**The input**
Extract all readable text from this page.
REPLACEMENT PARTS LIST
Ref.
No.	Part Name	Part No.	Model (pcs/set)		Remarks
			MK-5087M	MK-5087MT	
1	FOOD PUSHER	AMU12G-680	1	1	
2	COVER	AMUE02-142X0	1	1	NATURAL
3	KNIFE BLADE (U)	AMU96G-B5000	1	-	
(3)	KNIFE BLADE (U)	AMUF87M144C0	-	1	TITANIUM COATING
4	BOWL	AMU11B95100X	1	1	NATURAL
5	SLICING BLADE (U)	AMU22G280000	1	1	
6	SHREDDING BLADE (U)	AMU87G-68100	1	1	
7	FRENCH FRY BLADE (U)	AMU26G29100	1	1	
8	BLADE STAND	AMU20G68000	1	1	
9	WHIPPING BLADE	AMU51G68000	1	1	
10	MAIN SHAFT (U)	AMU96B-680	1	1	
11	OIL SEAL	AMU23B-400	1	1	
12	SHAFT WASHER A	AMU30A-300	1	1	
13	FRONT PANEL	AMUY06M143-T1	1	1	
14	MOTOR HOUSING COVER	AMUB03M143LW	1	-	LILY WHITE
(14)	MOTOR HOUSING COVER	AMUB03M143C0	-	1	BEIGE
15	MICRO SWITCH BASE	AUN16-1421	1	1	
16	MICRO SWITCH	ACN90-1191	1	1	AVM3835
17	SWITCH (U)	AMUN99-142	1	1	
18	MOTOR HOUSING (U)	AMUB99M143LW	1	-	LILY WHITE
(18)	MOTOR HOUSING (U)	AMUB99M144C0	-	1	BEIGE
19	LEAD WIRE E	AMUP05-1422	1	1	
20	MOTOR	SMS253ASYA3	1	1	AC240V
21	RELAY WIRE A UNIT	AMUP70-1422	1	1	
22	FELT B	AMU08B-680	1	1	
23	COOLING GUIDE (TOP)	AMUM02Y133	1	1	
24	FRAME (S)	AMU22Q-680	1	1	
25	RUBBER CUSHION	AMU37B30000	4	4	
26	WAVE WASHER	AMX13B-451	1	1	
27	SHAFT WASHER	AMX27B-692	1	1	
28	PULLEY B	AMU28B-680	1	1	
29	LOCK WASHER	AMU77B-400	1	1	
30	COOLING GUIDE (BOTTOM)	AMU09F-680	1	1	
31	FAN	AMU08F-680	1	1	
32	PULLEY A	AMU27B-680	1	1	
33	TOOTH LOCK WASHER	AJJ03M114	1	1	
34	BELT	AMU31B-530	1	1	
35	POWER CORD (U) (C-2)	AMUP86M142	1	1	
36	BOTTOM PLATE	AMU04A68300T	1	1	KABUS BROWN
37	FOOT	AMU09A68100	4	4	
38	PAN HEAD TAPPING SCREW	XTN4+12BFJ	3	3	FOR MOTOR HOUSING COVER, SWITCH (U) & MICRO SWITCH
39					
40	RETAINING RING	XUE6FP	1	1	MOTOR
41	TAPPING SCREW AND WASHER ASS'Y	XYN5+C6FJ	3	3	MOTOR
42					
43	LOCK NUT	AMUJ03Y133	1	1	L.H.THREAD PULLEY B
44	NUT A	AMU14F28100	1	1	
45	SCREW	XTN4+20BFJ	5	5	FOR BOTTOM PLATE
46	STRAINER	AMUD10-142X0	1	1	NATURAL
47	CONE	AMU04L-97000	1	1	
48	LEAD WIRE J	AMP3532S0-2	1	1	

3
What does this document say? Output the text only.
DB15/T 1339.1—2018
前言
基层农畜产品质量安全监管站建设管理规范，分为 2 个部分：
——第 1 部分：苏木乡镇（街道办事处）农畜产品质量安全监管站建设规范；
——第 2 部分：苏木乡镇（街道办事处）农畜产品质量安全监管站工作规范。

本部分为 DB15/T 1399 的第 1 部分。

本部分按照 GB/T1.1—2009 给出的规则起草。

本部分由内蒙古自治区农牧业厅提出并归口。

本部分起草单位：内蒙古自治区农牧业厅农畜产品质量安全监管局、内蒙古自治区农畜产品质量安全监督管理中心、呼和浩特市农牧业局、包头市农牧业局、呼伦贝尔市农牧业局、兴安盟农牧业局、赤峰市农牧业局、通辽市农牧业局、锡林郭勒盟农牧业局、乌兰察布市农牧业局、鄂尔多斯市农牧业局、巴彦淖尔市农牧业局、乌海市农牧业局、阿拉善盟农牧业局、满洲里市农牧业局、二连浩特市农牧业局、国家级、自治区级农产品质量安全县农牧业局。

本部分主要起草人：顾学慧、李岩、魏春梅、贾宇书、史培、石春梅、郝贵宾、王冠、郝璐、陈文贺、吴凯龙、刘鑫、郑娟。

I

**Description of the task**
Retype the listing exactly, in full.

**Result**
Extract all readable text from this page.
REPLACEMENT PARTS LIST
Ref.
No.	Part Name	Part No.	Model (pcs/set)		Remarks
			MK-5087M	MK-5087MT	
1	FOOD PUSHER	AMU12G-680	1	1	
2	COVER	AMUE02-142X0	1	1	NATURAL
3	KNIFE BLADE (U)	AMU96G-B5000	1	-	
(3)	KNIFE BLADE (U)	AMUF87M144C0	-	1	TITANIUM COATING
4	BOWL	AMU11B95100X	1	1	NATURAL
5	SLICING BLADE (U)	AMU22G280000	1	1	
6	SHREDDING BLADE (U)	AMU87G-68100	1	1	
7	FRENCH FRY BLADE (U)	AMU26G29100	1	1	
8	BLADE STAND	AMU20G68000	1	1	
9	WHIPPING BLADE	AMU51G68000	1	1	
10	MAIN SHAFT (U)	AMU96B-680	1	1	
11	OIL SEAL	AMU23B-400	1	1	
12	SHAFT WASHER A	AMU30A-300	1	1	
13	FRONT PANEL	AMUY06M143-T1	1	1	
14	MOTOR HOUSING COVER	AMUB03M143LW	1	-	LILY WHITE
(14)	MOTOR HOUSING COVER	AMUB03M143C0	-	1	BEIGE
15	MICRO SWITCH BASE	AUN16-1421	1	1	
16	MICRO SWITCH	ACN90-1191	1	1	AVM3835
17	SWITCH (U)	AMUN99-142	1	1	
18	MOTOR HOUSING (U)	AMUB99M143LW	1	-	LILY WHITE
(18)	MOTOR HOUSING (U)	AMUB99M144C0	-	1	BEIGE
19	LEAD WIRE E	AMUP05-1422	1	1	
20	MOTOR	SMS253ASYA3	1	1	AC240V
21	RELAY WIRE A UNIT	AMUP70-1422	1	1	
22	FELT B	AMU08B-680	1	1	
23	COOLING GUIDE (TOP)	AMUM02Y133	1	1	
24	FRAME (S)	AMU22Q-680	1	1	
25	RUBBER CUSHION	AMU37B30000	4	4	
26	WAVE WASHER	AMX13B-451	1	1	
27	SHAFT WASHER	AMX27B-692	1	1	
28	PULLEY B	AMU28B-680	1	1	
29	LOCK WASHER	AMU77B-400	1	1	
30	COOLING GUIDE (BOTTOM)	AMU09F-680	1	1	
31	FAN	AMU08F-680	1	1	
32	PULLEY A	AMU27B-680	1	1	
33	TOOTH LOCK WASHER	AJJ03M114	1	1	
34	BELT	AMU31B-530	1	1	
35	POWER CORD (U) (C-2)	AMUP86M142	1	1	
36	BOTTOM PLATE	AMU04A68300T	1	1	KABUS BROWN
37	FOOT	AMU09A68100	4	4	
38	PAN HEAD TAPPING SCREW	XTN4+12BFJ	3	3	FOR MOTOR HOUSING COVER, SWITCH (U) & MICRO SWITCH
39					
40	RETAINING RING	XUE6FP	1	1	MOTOR
41	TAPPING SCREW AND WASHER ASS'Y	XYN5+C6FJ	3	3	MOTOR
42					
43	LOCK NUT	AMUJ03Y133	1	1	L.H.THREAD PULLEY B
44	NUT A	AMU14F28100	1	1	
45	SCREW	XTN4+20BFJ	5	5	FOR BOTTOM PLATE
46	STRAINER	AMUD10-142X0	1	1	NATURAL
47	CONE	AMU04L-97000	1	1	
48	LEAD WIRE J	AMP3532S0-2	1	1	

3
What does this document say? Output the text only.
DB15/T 1339.1—2018
前言
基层农畜产品质量安全监管站建设管理规范，分为 2 个部分：
——第 1 部分：苏木乡镇（街道办事处）农畜产品质量安全监管站建设规范；
——第 2 部分：苏木乡镇（街道办事处）农畜产品质量安全监管站工作规范。

本部分为 DB15/T 1399 的第 1 部分。

本部分按照 GB/T1.1—2009 给出的规则起草。

本部分由内蒙古自治区农牧业厅提出并归口。

本部分起草单位：内蒙古自治区农牧业厅农畜产品质量安全监管局、内蒙古自治区农畜产品质量安全监督管理中心、呼和浩特市农牧业局、包头市农牧业局、呼伦贝尔市农牧业局、兴安盟农牧业局、赤峰市农牧业局、通辽市农牧业局、锡林郭勒盟农牧业局、乌兰察布市农牧业局、鄂尔多斯市农牧业局、巴彦淖尔市农牧业局、乌海市农牧业局、阿拉善盟农牧业局、满洲里市农牧业局、二连浩特市农牧业局、国家级、自治区级农产品质量安全县农牧业局。

本部分主要起草人：顾学慧、李岩、魏春梅、贾宇书、史培、石春梅、郝贵宾、王冠、郝璐、陈文贺、吴凯龙、刘鑫、郑娟。

I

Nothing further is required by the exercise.